> [WHAT YOU SHOULD DO]: Copy every line of the material below without changing anything.

Entries from a data source
--- START ---
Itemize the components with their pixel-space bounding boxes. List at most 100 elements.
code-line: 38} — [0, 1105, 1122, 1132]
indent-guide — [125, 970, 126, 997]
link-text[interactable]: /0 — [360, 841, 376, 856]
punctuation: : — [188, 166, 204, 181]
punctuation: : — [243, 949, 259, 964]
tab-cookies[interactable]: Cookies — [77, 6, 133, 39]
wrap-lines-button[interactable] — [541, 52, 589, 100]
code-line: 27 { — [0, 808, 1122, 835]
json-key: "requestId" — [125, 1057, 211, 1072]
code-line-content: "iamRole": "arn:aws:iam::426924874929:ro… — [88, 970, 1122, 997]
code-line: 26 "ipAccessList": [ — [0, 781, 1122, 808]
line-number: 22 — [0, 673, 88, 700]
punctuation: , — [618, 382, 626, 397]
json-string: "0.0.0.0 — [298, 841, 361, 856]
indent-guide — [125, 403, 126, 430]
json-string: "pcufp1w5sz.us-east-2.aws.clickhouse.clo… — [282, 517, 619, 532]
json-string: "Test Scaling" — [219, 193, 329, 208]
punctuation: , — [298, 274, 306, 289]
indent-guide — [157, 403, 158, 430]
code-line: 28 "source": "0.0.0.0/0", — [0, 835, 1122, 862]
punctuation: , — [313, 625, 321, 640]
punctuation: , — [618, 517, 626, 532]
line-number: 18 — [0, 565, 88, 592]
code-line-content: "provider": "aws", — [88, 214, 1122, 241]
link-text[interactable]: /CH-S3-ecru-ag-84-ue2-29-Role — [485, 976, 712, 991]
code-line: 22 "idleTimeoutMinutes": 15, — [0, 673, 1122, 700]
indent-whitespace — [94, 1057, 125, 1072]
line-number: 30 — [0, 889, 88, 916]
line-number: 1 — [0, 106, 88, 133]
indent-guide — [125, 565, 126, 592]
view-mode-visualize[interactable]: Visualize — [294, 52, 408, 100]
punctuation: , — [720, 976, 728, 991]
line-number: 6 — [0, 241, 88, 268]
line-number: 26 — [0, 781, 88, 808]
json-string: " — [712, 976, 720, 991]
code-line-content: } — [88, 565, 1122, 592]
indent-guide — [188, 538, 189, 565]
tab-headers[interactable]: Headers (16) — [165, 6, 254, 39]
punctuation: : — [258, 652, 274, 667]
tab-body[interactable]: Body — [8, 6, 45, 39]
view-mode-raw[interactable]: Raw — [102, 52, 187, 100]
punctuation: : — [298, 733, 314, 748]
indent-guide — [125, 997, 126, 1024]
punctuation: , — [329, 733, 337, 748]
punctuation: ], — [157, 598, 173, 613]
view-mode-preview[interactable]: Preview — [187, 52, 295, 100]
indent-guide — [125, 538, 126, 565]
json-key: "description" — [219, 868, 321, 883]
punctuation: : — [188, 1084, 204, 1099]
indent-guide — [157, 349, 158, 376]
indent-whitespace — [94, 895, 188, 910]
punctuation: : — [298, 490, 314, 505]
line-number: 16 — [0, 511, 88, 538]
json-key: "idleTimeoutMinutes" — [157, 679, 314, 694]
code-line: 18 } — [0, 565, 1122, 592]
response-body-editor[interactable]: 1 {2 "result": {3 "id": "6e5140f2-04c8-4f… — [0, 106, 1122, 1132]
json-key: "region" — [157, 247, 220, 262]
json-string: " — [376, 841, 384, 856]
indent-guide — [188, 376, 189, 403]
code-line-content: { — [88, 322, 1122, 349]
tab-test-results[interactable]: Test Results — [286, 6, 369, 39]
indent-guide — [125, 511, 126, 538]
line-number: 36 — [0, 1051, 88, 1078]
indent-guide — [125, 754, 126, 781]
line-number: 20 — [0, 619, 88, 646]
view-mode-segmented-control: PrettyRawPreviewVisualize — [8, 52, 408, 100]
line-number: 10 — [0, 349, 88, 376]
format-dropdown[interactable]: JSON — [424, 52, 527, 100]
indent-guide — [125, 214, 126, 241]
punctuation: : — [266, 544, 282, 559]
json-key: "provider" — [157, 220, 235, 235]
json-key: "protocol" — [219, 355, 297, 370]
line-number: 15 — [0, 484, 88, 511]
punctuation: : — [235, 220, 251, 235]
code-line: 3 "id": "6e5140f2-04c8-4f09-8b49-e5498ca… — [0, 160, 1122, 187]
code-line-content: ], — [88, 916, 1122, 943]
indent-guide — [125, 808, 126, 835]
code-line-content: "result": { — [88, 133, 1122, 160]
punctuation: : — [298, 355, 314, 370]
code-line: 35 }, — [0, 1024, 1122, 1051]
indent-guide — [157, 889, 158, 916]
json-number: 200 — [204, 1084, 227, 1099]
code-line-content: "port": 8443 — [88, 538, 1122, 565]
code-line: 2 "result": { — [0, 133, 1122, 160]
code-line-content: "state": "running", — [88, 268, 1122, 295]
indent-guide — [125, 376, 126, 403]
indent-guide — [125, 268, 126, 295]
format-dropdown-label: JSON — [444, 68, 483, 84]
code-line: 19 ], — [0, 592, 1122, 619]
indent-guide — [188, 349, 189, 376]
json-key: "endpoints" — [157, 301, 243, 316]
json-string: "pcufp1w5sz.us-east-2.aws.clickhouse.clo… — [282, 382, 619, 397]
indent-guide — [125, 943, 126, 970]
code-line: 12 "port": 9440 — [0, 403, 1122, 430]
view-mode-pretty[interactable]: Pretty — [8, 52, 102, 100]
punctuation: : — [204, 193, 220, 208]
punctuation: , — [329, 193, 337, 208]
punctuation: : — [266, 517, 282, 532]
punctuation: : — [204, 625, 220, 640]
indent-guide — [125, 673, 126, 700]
--- END ---
> [EXERCISE RESULT]:
Itemize the components with their pixel-space bounding boxes. List at most 100 elements.
code-line: 38} — [0, 1105, 1122, 1132]
indent-guide — [125, 970, 126, 997]
link-text[interactable]: /0 — [360, 841, 376, 856]
punctuation: : — [188, 166, 204, 181]
punctuation: : — [243, 949, 259, 964]
tab-cookies[interactable]: Cookies — [77, 6, 133, 39]
wrap-lines-button[interactable] — [541, 52, 589, 100]
code-line: 27 { — [0, 808, 1122, 835]
json-key: "requestId" — [125, 1057, 211, 1072]
code-line-content: "iamRole": "arn:aws:iam::426924874929:ro… — [88, 970, 1122, 997]
code-line: 26 "ipAccessList": [ — [0, 781, 1122, 808]
line-number: 22 — [0, 673, 88, 700]
punctuation: , — [618, 382, 626, 397]
json-string: "0.0.0.0 — [298, 841, 361, 856]
indent-guide — [125, 403, 126, 430]
json-string: "pcufp1w5sz.us-east-2.aws.clickhouse.clo… — [282, 517, 619, 532]
json-string: "Test Scaling" — [219, 193, 329, 208]
punctuation: , — [298, 274, 306, 289]
indent-guide — [157, 403, 158, 430]
code-line: 28 "source": "0.0.0.0/0", — [0, 835, 1122, 862]
punctuation: , — [313, 625, 321, 640]
punctuation: , — [618, 517, 626, 532]
line-number: 18 — [0, 565, 88, 592]
code-line-content: "provider": "aws", — [88, 214, 1122, 241]
link-text[interactable]: /CH-S3-ecru-ag-84-ue2-29-Role — [485, 976, 712, 991]
code-line: 22 "idleTimeoutMinutes": 15, — [0, 673, 1122, 700]
indent-whitespace — [94, 1057, 125, 1072]
line-number: 30 — [0, 889, 88, 916]
line-number: 1 — [0, 106, 88, 133]
indent-guide — [125, 565, 126, 592]
view-mode-visualize[interactable]: Visualize — [294, 52, 408, 100]
punctuation: , — [720, 976, 728, 991]
line-number: 6 — [0, 241, 88, 268]
line-number: 26 — [0, 781, 88, 808]
json-string: " — [712, 976, 720, 991]
code-line-content: } — [88, 565, 1122, 592]
indent-guide — [188, 538, 189, 565]
tab-headers[interactable]: Headers (16) — [165, 6, 254, 39]
punctuation: : — [258, 652, 274, 667]
tab-body[interactable]: Body — [8, 6, 45, 39]
view-mode-raw[interactable]: Raw — [102, 52, 187, 100]
punctuation: : — [298, 733, 314, 748]
indent-guide — [125, 997, 126, 1024]
punctuation: , — [329, 733, 337, 748]
punctuation: ], — [157, 598, 173, 613]
view-mode-preview[interactable]: Preview — [187, 52, 295, 100]
indent-guide — [125, 538, 126, 565]
json-key: "description" — [219, 868, 321, 883]
punctuation: : — [188, 1084, 204, 1099]
indent-guide — [157, 349, 158, 376]
indent-whitespace — [94, 895, 188, 910]
punctuation: : — [298, 490, 314, 505]
line-number: 16 — [0, 511, 88, 538]
json-key: "idleTimeoutMinutes" — [157, 679, 314, 694]
code-line: 18 } — [0, 565, 1122, 592]
response-body-editor[interactable]: 1 {2 "result": {3 "id": "6e5140f2-04c8-4f… — [0, 106, 1122, 1132]
json-key: "region" — [157, 247, 220, 262]
json-string: " — [376, 841, 384, 856]
indent-guide — [188, 376, 189, 403]
code-line-content: { — [88, 322, 1122, 349]
tab-test-results[interactable]: Test Results — [286, 6, 369, 39]
indent-guide — [125, 511, 126, 538]
line-number: 36 — [0, 1051, 88, 1078]
indent-guide — [125, 754, 126, 781]
line-number: 20 — [0, 619, 88, 646]
view-mode-segmented-control: PrettyRawPreviewVisualize — [8, 52, 408, 100]
line-number: 10 — [0, 349, 88, 376]
format-dropdown[interactable]: JSON — [424, 52, 527, 100]
indent-guide — [125, 214, 126, 241]
punctuation: : — [266, 544, 282, 559]
json-key: "provider" — [157, 220, 235, 235]
json-key: "protocol" — [219, 355, 297, 370]
line-number: 15 — [0, 484, 88, 511]
punctuation: : — [235, 220, 251, 235]
code-line: 3 "id": "6e5140f2-04c8-4f09-8b49-e5498ca… — [0, 160, 1122, 187]
code-line-content: ], — [88, 916, 1122, 943]
indent-guide — [125, 808, 126, 835]
code-line-content: "result": { — [88, 133, 1122, 160]
punctuation: : — [298, 355, 314, 370]
code-line: 35 }, — [0, 1024, 1122, 1051]
indent-guide — [157, 889, 158, 916]
json-number: 200 — [204, 1084, 227, 1099]
code-line-content: "port": 8443 — [88, 538, 1122, 565]
code-line: 2 "result": { — [0, 133, 1122, 160]
code-line-content: "state": "running", — [88, 268, 1122, 295]
indent-guide — [125, 376, 126, 403]
indent-guide — [125, 268, 126, 295]
format-dropdown-label: JSON — [444, 68, 483, 84]
code-line: 19 ], — [0, 592, 1122, 619]
indent-guide — [188, 349, 189, 376]
json-key: "endpoints" — [157, 301, 243, 316]
json-string: "pcufp1w5sz.us-east-2.aws.clickhouse.clo… — [282, 382, 619, 397]
indent-guide — [125, 943, 126, 970]
code-line: 12 "port": 9440 — [0, 403, 1122, 430]
view-mode-pretty[interactable]: Pretty — [8, 52, 102, 100]
punctuation: : — [204, 193, 220, 208]
punctuation: , — [329, 193, 337, 208]
punctuation: : — [266, 517, 282, 532]
punctuation: : — [204, 625, 220, 640]
indent-guide — [125, 673, 126, 700]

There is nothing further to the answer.